(Collection entries)
# # # # # # #

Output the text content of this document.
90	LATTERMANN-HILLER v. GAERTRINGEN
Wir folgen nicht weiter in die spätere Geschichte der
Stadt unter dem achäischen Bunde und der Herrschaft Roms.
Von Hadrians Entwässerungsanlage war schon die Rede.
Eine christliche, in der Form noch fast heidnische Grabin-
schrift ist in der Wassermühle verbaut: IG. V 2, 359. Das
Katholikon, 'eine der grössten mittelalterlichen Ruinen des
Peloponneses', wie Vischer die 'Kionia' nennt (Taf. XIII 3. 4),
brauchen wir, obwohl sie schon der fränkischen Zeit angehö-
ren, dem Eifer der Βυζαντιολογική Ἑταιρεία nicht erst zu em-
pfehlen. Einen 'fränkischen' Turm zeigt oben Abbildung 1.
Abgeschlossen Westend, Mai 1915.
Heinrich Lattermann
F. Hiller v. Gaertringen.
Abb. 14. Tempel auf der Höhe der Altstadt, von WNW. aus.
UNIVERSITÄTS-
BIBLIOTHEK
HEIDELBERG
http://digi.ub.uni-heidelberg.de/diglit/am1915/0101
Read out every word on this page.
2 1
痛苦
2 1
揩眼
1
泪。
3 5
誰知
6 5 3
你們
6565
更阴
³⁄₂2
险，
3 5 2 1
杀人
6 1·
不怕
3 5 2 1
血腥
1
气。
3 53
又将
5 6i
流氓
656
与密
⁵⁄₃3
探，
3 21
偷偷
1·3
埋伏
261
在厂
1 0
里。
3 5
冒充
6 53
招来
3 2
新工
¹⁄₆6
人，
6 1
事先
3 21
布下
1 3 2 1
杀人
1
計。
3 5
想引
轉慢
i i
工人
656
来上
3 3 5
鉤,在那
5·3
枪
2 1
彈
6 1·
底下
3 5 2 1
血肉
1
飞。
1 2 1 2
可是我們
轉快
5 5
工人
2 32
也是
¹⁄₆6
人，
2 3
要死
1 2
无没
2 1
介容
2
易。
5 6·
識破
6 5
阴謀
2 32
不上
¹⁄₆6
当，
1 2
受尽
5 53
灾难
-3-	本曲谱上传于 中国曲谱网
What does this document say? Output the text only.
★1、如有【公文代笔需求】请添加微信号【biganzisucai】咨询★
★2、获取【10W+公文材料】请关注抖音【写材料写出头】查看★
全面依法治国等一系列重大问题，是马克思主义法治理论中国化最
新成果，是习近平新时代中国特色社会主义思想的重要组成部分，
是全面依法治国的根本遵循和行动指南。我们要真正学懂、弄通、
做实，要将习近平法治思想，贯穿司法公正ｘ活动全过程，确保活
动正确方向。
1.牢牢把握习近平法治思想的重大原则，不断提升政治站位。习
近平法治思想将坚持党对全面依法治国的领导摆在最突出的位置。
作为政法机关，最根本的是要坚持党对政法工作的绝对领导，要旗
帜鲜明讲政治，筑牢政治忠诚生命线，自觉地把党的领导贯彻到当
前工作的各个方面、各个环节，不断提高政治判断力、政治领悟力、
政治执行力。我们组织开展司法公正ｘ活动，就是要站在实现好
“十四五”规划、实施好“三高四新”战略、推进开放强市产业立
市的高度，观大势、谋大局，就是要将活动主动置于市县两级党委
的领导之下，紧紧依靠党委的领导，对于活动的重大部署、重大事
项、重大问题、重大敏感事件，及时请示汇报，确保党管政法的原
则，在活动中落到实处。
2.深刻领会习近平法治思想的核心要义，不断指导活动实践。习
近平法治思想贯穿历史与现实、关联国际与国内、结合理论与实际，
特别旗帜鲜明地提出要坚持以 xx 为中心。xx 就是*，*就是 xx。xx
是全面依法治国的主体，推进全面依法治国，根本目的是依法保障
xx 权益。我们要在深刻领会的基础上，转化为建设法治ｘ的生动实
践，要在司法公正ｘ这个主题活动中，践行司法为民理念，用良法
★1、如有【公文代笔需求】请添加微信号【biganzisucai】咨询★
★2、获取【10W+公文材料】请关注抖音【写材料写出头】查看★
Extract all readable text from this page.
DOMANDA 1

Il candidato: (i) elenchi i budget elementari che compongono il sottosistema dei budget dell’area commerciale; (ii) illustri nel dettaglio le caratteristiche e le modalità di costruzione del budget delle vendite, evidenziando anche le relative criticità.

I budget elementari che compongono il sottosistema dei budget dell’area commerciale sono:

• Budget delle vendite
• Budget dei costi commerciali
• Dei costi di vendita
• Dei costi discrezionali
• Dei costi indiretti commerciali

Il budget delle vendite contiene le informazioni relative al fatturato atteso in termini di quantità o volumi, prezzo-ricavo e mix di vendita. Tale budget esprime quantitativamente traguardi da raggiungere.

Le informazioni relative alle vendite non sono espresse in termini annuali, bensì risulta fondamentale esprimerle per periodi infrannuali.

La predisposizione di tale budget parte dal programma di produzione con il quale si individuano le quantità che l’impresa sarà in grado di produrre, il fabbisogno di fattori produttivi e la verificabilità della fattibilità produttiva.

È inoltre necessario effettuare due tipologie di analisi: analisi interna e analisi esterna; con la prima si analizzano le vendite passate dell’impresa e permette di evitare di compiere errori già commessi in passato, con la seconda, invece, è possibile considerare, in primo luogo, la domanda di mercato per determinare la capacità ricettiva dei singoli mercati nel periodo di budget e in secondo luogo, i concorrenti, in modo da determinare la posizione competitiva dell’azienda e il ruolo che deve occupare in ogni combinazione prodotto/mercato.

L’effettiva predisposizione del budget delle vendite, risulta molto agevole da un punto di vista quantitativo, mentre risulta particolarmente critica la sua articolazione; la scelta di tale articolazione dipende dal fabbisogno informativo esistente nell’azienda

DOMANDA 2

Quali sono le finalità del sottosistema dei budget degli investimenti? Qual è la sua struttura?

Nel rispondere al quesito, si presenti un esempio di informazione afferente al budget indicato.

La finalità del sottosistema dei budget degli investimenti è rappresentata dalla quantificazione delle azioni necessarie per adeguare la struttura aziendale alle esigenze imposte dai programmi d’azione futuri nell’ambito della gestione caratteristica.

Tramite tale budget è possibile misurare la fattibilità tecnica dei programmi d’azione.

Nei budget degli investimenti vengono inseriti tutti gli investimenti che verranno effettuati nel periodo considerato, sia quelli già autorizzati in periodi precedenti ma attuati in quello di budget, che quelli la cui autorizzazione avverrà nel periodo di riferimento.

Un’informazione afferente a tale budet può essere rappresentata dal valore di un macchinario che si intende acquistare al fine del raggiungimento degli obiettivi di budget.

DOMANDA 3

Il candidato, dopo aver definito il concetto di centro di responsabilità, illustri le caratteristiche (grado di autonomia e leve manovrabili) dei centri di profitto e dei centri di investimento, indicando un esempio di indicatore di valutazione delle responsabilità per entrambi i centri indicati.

# # # # # # #

## STATED EXERCISE
Retype all the records, matching them exactly.

## EXERCISE ANSWER
Output the text content of this document.
90	LATTERMANN-HILLER v. GAERTRINGEN
Wir folgen nicht weiter in die spätere Geschichte der
Stadt unter dem achäischen Bunde und der Herrschaft Roms.
Von Hadrians Entwässerungsanlage war schon die Rede.
Eine christliche, in der Form noch fast heidnische Grabin-
schrift ist in der Wassermühle verbaut: IG. V 2, 359. Das
Katholikon, 'eine der grössten mittelalterlichen Ruinen des
Peloponneses', wie Vischer die 'Kionia' nennt (Taf. XIII 3. 4),
brauchen wir, obwohl sie schon der fränkischen Zeit angehö-
ren, dem Eifer der Βυζαντιολογική Ἑταιρεία nicht erst zu em-
pfehlen. Einen 'fränkischen' Turm zeigt oben Abbildung 1.
Abgeschlossen Westend, Mai 1915.
Heinrich Lattermann
F. Hiller v. Gaertringen.
Abb. 14. Tempel auf der Höhe der Altstadt, von WNW. aus.
UNIVERSITÄTS-
BIBLIOTHEK
HEIDELBERG
http://digi.ub.uni-heidelberg.de/diglit/am1915/0101
Read out every word on this page.
2 1
痛苦
2 1
揩眼
1
泪。
3 5
誰知
6 5 3
你們
6565
更阴
³⁄₂2
险，
3 5 2 1
杀人
6 1·
不怕
3 5 2 1
血腥
1
气。
3 53
又将
5 6i
流氓
656
与密
⁵⁄₃3
探，
3 21
偷偷
1·3
埋伏
261
在厂
1 0
里。
3 5
冒充
6 53
招来
3 2
新工
¹⁄₆6
人，
6 1
事先
3 21
布下
1 3 2 1
杀人
1
計。
3 5
想引
轉慢
i i
工人
656
来上
3 3 5
鉤,在那
5·3
枪
2 1
彈
6 1·
底下
3 5 2 1
血肉
1
飞。
1 2 1 2
可是我們
轉快
5 5
工人
2 32
也是
¹⁄₆6
人，
2 3
要死
1 2
无没
2 1
介容
2
易。
5 6·
識破
6 5
阴謀
2 32
不上
¹⁄₆6
当，
1 2
受尽
5 53
灾难
-3-	本曲谱上传于 中国曲谱网
What does this document say? Output the text only.
★1、如有【公文代笔需求】请添加微信号【biganzisucai】咨询★
★2、获取【10W+公文材料】请关注抖音【写材料写出头】查看★
全面依法治国等一系列重大问题，是马克思主义法治理论中国化最
新成果，是习近平新时代中国特色社会主义思想的重要组成部分，
是全面依法治国的根本遵循和行动指南。我们要真正学懂、弄通、
做实，要将习近平法治思想，贯穿司法公正ｘ活动全过程，确保活
动正确方向。
1.牢牢把握习近平法治思想的重大原则，不断提升政治站位。习
近平法治思想将坚持党对全面依法治国的领导摆在最突出的位置。
作为政法机关，最根本的是要坚持党对政法工作的绝对领导，要旗
帜鲜明讲政治，筑牢政治忠诚生命线，自觉地把党的领导贯彻到当
前工作的各个方面、各个环节，不断提高政治判断力、政治领悟力、
政治执行力。我们组织开展司法公正ｘ活动，就是要站在实现好
“十四五”规划、实施好“三高四新”战略、推进开放强市产业立
市的高度，观大势、谋大局，就是要将活动主动置于市县两级党委
的领导之下，紧紧依靠党委的领导，对于活动的重大部署、重大事
项、重大问题、重大敏感事件，及时请示汇报，确保党管政法的原
则，在活动中落到实处。
2.深刻领会习近平法治思想的核心要义，不断指导活动实践。习
近平法治思想贯穿历史与现实、关联国际与国内、结合理论与实际，
特别旗帜鲜明地提出要坚持以 xx 为中心。xx 就是*，*就是 xx。xx
是全面依法治国的主体，推进全面依法治国，根本目的是依法保障
xx 权益。我们要在深刻领会的基础上，转化为建设法治ｘ的生动实
践，要在司法公正ｘ这个主题活动中，践行司法为民理念，用良法
★1、如有【公文代笔需求】请添加微信号【biganzisucai】咨询★
★2、获取【10W+公文材料】请关注抖音【写材料写出头】查看★
Extract all readable text from this page.
DOMANDA 1

Il candidato: (i) elenchi i budget elementari che compongono il sottosistema dei budget dell’area commerciale; (ii) illustri nel dettaglio le caratteristiche e le modalità di costruzione del budget delle vendite, evidenziando anche le relative criticità.

I budget elementari che compongono il sottosistema dei budget dell’area commerciale sono:

• Budget delle vendite
• Budget dei costi commerciali
• Dei costi di vendita
• Dei costi discrezionali
• Dei costi indiretti commerciali

Il budget delle vendite contiene le informazioni relative al fatturato atteso in termini di quantità o volumi, prezzo-ricavo e mix di vendita. Tale budget esprime quantitativamente traguardi da raggiungere.

Le informazioni relative alle vendite non sono espresse in termini annuali, bensì risulta fondamentale esprimerle per periodi infrannuali.

La predisposizione di tale budget parte dal programma di produzione con il quale si individuano le quantità che l’impresa sarà in grado di produrre, il fabbisogno di fattori produttivi e la verificabilità della fattibilità produttiva.

È inoltre necessario effettuare due tipologie di analisi: analisi interna e analisi esterna; con la prima si analizzano le vendite passate dell’impresa e permette di evitare di compiere errori già commessi in passato, con la seconda, invece, è possibile considerare, in primo luogo, la domanda di mercato per determinare la capacità ricettiva dei singoli mercati nel periodo di budget e in secondo luogo, i concorrenti, in modo da determinare la posizione competitiva dell’azienda e il ruolo che deve occupare in ogni combinazione prodotto/mercato.

L’effettiva predisposizione del budget delle vendite, risulta molto agevole da un punto di vista quantitativo, mentre risulta particolarmente critica la sua articolazione; la scelta di tale articolazione dipende dal fabbisogno informativo esistente nell’azienda

DOMANDA 2

Quali sono le finalità del sottosistema dei budget degli investimenti? Qual è la sua struttura?

Nel rispondere al quesito, si presenti un esempio di informazione afferente al budget indicato.

La finalità del sottosistema dei budget degli investimenti è rappresentata dalla quantificazione delle azioni necessarie per adeguare la struttura aziendale alle esigenze imposte dai programmi d’azione futuri nell’ambito della gestione caratteristica.

Tramite tale budget è possibile misurare la fattibilità tecnica dei programmi d’azione.

Nei budget degli investimenti vengono inseriti tutti gli investimenti che verranno effettuati nel periodo considerato, sia quelli già autorizzati in periodi precedenti ma attuati in quello di budget, che quelli la cui autorizzazione avverrà nel periodo di riferimento.

Un’informazione afferente a tale budet può essere rappresentata dal valore di un macchinario che si intende acquistare al fine del raggiungimento degli obiettivi di budget.

DOMANDA 3

Il candidato, dopo aver definito il concetto di centro di responsabilità, illustri le caratteristiche (grado di autonomia e leve manovrabili) dei centri di profitto e dei centri di investimento, indicando un esempio di indicatore di valutazione delle responsabilità per entrambi i centri indicati.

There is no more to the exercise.